What is asked: Transcribe all the entries word for word, but omit the images.

[Structured figure records]
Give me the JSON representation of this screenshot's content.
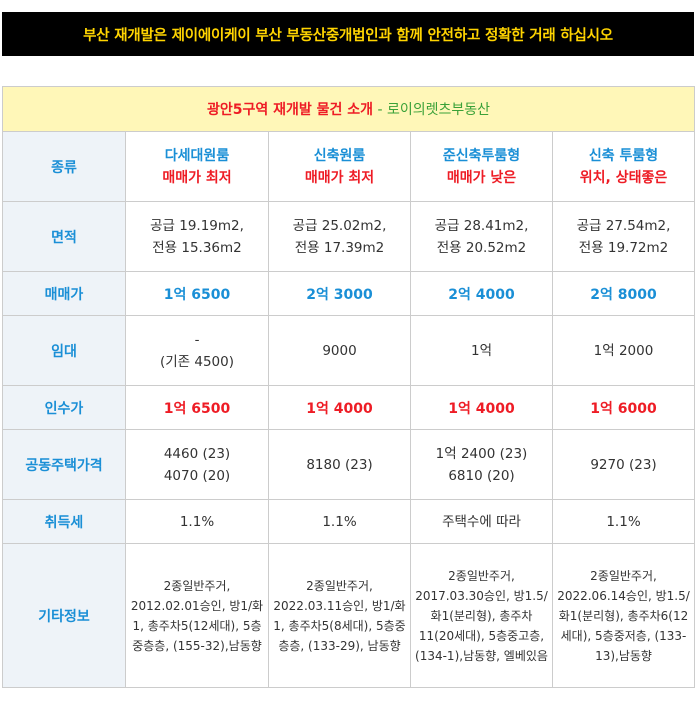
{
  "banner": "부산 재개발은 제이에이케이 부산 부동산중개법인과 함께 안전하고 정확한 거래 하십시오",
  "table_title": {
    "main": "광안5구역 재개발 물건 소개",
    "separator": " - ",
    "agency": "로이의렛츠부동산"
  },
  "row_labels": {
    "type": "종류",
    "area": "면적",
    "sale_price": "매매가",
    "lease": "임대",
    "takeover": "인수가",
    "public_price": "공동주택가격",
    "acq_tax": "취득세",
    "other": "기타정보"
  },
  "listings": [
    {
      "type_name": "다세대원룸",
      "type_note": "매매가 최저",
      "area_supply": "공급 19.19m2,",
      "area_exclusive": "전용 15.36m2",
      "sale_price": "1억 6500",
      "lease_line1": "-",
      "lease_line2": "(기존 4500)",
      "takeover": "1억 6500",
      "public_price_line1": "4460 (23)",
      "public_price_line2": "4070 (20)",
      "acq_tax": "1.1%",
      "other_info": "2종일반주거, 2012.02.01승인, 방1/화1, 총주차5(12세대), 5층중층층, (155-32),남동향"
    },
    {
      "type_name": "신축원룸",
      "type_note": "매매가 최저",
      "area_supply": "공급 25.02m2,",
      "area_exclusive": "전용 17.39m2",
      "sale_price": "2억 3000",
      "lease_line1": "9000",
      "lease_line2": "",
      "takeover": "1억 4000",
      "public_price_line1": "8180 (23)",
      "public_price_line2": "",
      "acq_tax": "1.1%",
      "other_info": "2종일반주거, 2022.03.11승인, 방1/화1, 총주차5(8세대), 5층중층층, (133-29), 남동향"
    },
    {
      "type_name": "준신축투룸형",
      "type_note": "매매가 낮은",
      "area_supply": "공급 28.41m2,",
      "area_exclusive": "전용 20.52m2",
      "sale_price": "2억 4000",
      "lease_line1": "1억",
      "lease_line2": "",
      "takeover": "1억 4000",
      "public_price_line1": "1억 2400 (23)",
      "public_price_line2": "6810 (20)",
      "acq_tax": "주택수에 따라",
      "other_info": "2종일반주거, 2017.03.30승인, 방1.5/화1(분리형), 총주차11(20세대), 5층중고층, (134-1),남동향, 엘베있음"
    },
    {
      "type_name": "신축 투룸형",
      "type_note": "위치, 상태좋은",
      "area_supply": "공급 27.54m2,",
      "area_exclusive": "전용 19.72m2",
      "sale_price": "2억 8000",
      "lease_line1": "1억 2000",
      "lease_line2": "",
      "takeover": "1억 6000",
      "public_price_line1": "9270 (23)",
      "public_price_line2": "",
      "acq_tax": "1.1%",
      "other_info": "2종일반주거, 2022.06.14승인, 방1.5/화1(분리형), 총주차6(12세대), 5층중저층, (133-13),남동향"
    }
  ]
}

Output below:
Give me the JSON representation of this screenshot's content.
{
  "banner": "부산 재개발은 제이에이케이 부산 부동산중개법인과 함께 안전하고 정확한 거래 하십시오",
  "table_title": {
    "main": "광안5구역 재개발 물건 소개",
    "separator": " - ",
    "agency": "로이의렛츠부동산"
  },
  "row_labels": {
    "type": "종류",
    "area": "면적",
    "sale_price": "매매가",
    "lease": "임대",
    "takeover": "인수가",
    "public_price": "공동주택가격",
    "acq_tax": "취득세",
    "other": "기타정보"
  },
  "listings": [
    {
      "type_name": "다세대원룸",
      "type_note": "매매가 최저",
      "area_supply": "공급 19.19m2,",
      "area_exclusive": "전용 15.36m2",
      "sale_price": "1억 6500",
      "lease_line1": "-",
      "lease_line2": "(기존 4500)",
      "takeover": "1억 6500",
      "public_price_line1": "4460 (23)",
      "public_price_line2": "4070 (20)",
      "acq_tax": "1.1%",
      "other_info": "2종일반주거, 2012.02.01승인, 방1/화1, 총주차5(12세대), 5층중층층, (155-32),남동향"
    },
    {
      "type_name": "신축원룸",
      "type_note": "매매가 최저",
      "area_supply": "공급 25.02m2,",
      "area_exclusive": "전용 17.39m2",
      "sale_price": "2억 3000",
      "lease_line1": "9000",
      "lease_line2": "",
      "takeover": "1억 4000",
      "public_price_line1": "8180 (23)",
      "public_price_line2": "",
      "acq_tax": "1.1%",
      "other_info": "2종일반주거, 2022.03.11승인, 방1/화1, 총주차5(8세대), 5층중층층, (133-29), 남동향"
    },
    {
      "type_name": "준신축투룸형",
      "type_note": "매매가 낮은",
      "area_supply": "공급 28.41m2,",
      "area_exclusive": "전용 20.52m2",
      "sale_price": "2억 4000",
      "lease_line1": "1억",
      "lease_line2": "",
      "takeover": "1억 4000",
      "public_price_line1": "1억 2400 (23)",
      "public_price_line2": "6810 (20)",
      "acq_tax": "주택수에 따라",
      "other_info": "2종일반주거, 2017.03.30승인, 방1.5/화1(분리형), 총주차11(20세대), 5층중고층, (134-1),남동향, 엘베있음"
    },
    {
      "type_name": "신축 투룸형",
      "type_note": "위치, 상태좋은",
      "area_supply": "공급 27.54m2,",
      "area_exclusive": "전용 19.72m2",
      "sale_price": "2억 8000",
      "lease_line1": "1억 2000",
      "lease_line2": "",
      "takeover": "1억 6000",
      "public_price_line1": "9270 (23)",
      "public_price_line2": "",
      "acq_tax": "1.1%",
      "other_info": "2종일반주거, 2022.06.14승인, 방1.5/화1(분리형), 총주차6(12세대), 5층중저층, (133-13),남동향"
    }
  ]
}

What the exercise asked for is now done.